## begin Supplied data
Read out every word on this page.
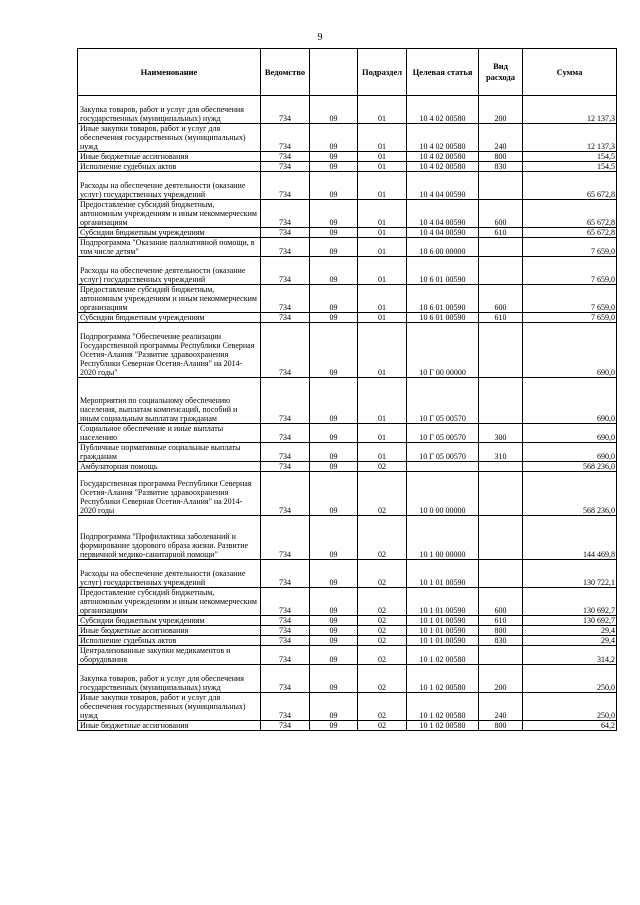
9
Наименование	Ведомство		Подраздел	Целевая статья	Вид расхода	Сумма
Закупка товаров, работ и услуг для обеспечения государственных (муниципальных) нужд	734	09	01	10 4 02 00580	200	12 137,3
Иные закупки товаров, работ и услуг для обеспечения государственных (муниципальных) нужд	734	09	01	10 4 02 00580	240	12 137,3
Иные бюджетные ассигнования	734	09	01	10 4 02 00580	800	154,5
Исполнение судебных актов	734	09	01	10 4 02 00580	830	154,5
Расходы на обеспечение деятельности (оказание услуг) государственных учреждений	734	09	01	10 4 04 00590		65 672,8
Предоставление субсидий бюджетным, автономным учреждениям и иным некоммерческим организациям	734	09	01	10 4 04 00590	600	65 672,8
Субсидии бюджетным учреждениям	734	09	01	10 4 04 00590	610	65 672,8
Подпрограмма "Оказание паллиативной помощи, в том числе детям"	734	09	01	10 6 00 00000		7 659,0
Расходы на обеспечение деятельности (оказание услуг) государственных учреждений	734	09	01	10 6 01 00590		7 659,0
Предоставление субсидий бюджетным, автономным учреждениям и иным некоммерческим организациям	734	09	01	10 6 01 00590	600	7 659,0
Субсидии бюджетным учреждениям	734	09	01	10 6 01 00590	610	7 659,0
Подпрограмма "Обеспечение реализации Государственной программы Республики Северная Осетия-Алания "Развитие здравоохранения Республики Северная Осетия-Алания" на 2014-2020 годы"	734	09	01	10 Г 00 00000		690,0
Мероприятия по социальному обеспечению населения, выплатам компенсаций, пособий и иным социальным выплатам гражданам	734	09	01	10 Г 05 00570		690,0
Социальное обеспечение и иные выплаты населению	734	09	01	10 Г 05 00570	300	690,0
Публичные нормативные социальные выплаты гражданам	734	09	01	10 Г 05 00570	310	690,0
Амбулаторная помощь	734	09	02			568 236,0
Государственная программа Республики Северная Осетия-Алания "Развитие здравоохранения Республики Северная Осетия-Алания" на 2014-2020 годы	734	09	02	10 0 00 00000		568 236,0
Подпрограмма "Профилактика заболеваний и формирование здорового образа жизни. Развитие первичной медико-санитарной помощи"	734	09	02	10 1 00 00000		144 469,8
Расходы на обеспечение деятельности (оказание услуг) государственных учреждений	734	09	02	10 1 01 00590		130 722,1
Предоставление субсидий бюджетным, автономным учреждениям и иным некоммерческим организациям	734	09	02	10 1 01 00590	600	130 692,7
Субсидии бюджетным учреждениям	734	09	02	10 1 01 00590	610	130 692,7
Иные бюджетные ассигнования	734	09	02	10 1 01 00590	800	29,4
Исполнение судебных актов	734	09	02	10 1 01 00590	830	29,4
Централизованные закупки медикаментов и оборудования	734	09	02	10 1 02 00580		314,2
Закупка товаров, работ и услуг для обеспечения государственных (муниципальных) нужд	734	09	02	10 1 02 00580	200	250,0
Иные закупки товаров, работ и услуг для обеспечения государственных (муниципальных) нужд	734	09	02	10 1 02 00580	240	250,0
Иные бюджетные ассигнования	734	09	02	10 1 02 00580	800	64,2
## end Supplied data
◆ Problem details ◆
Retype each record exactly as it stands, but do not include the pictures.

◆ Result of the exercise ◆
Read out every word on this page.
9
Наименование	Ведомство		Подраздел	Целевая статья	Вид расхода	Сумма
Закупка товаров, работ и услуг для обеспечения государственных (муниципальных) нужд	734	09	01	10 4 02 00580	200	12 137,3
Иные закупки товаров, работ и услуг для обеспечения государственных (муниципальных) нужд	734	09	01	10 4 02 00580	240	12 137,3
Иные бюджетные ассигнования	734	09	01	10 4 02 00580	800	154,5
Исполнение судебных актов	734	09	01	10 4 02 00580	830	154,5
Расходы на обеспечение деятельности (оказание услуг) государственных учреждений	734	09	01	10 4 04 00590		65 672,8
Предоставление субсидий бюджетным, автономным учреждениям и иным некоммерческим организациям	734	09	01	10 4 04 00590	600	65 672,8
Субсидии бюджетным учреждениям	734	09	01	10 4 04 00590	610	65 672,8
Подпрограмма "Оказание паллиативной помощи, в том числе детям"	734	09	01	10 6 00 00000		7 659,0
Расходы на обеспечение деятельности (оказание услуг) государственных учреждений	734	09	01	10 6 01 00590		7 659,0
Предоставление субсидий бюджетным, автономным учреждениям и иным некоммерческим организациям	734	09	01	10 6 01 00590	600	7 659,0
Субсидии бюджетным учреждениям	734	09	01	10 6 01 00590	610	7 659,0
Подпрограмма "Обеспечение реализации Государственной программы Республики Северная Осетия-Алания "Развитие здравоохранения Республики Северная Осетия-Алания" на 2014-2020 годы"	734	09	01	10 Г 00 00000		690,0
Мероприятия по социальному обеспечению населения, выплатам компенсаций, пособий и иным социальным выплатам гражданам	734	09	01	10 Г 05 00570		690,0
Социальное обеспечение и иные выплаты населению	734	09	01	10 Г 05 00570	300	690,0
Публичные нормативные социальные выплаты гражданам	734	09	01	10 Г 05 00570	310	690,0
Амбулаторная помощь	734	09	02			568 236,0
Государственная программа Республики Северная Осетия-Алания "Развитие здравоохранения Республики Северная Осетия-Алания" на 2014-2020 годы	734	09	02	10 0 00 00000		568 236,0
Подпрограмма "Профилактика заболеваний и формирование здорового образа жизни. Развитие первичной медико-санитарной помощи"	734	09	02	10 1 00 00000		144 469,8
Расходы на обеспечение деятельности (оказание услуг) государственных учреждений	734	09	02	10 1 01 00590		130 722,1
Предоставление субсидий бюджетным, автономным учреждениям и иным некоммерческим организациям	734	09	02	10 1 01 00590	600	130 692,7
Субсидии бюджетным учреждениям	734	09	02	10 1 01 00590	610	130 692,7
Иные бюджетные ассигнования	734	09	02	10 1 01 00590	800	29,4
Исполнение судебных актов	734	09	02	10 1 01 00590	830	29,4
Централизованные закупки медикаментов и оборудования	734	09	02	10 1 02 00580		314,2
Закупка товаров, работ и услуг для обеспечения государственных (муниципальных) нужд	734	09	02	10 1 02 00580	200	250,0
Иные закупки товаров, работ и услуг для обеспечения государственных (муниципальных) нужд	734	09	02	10 1 02 00580	240	250,0
Иные бюджетные ассигнования	734	09	02	10 1 02 00580	800	64,2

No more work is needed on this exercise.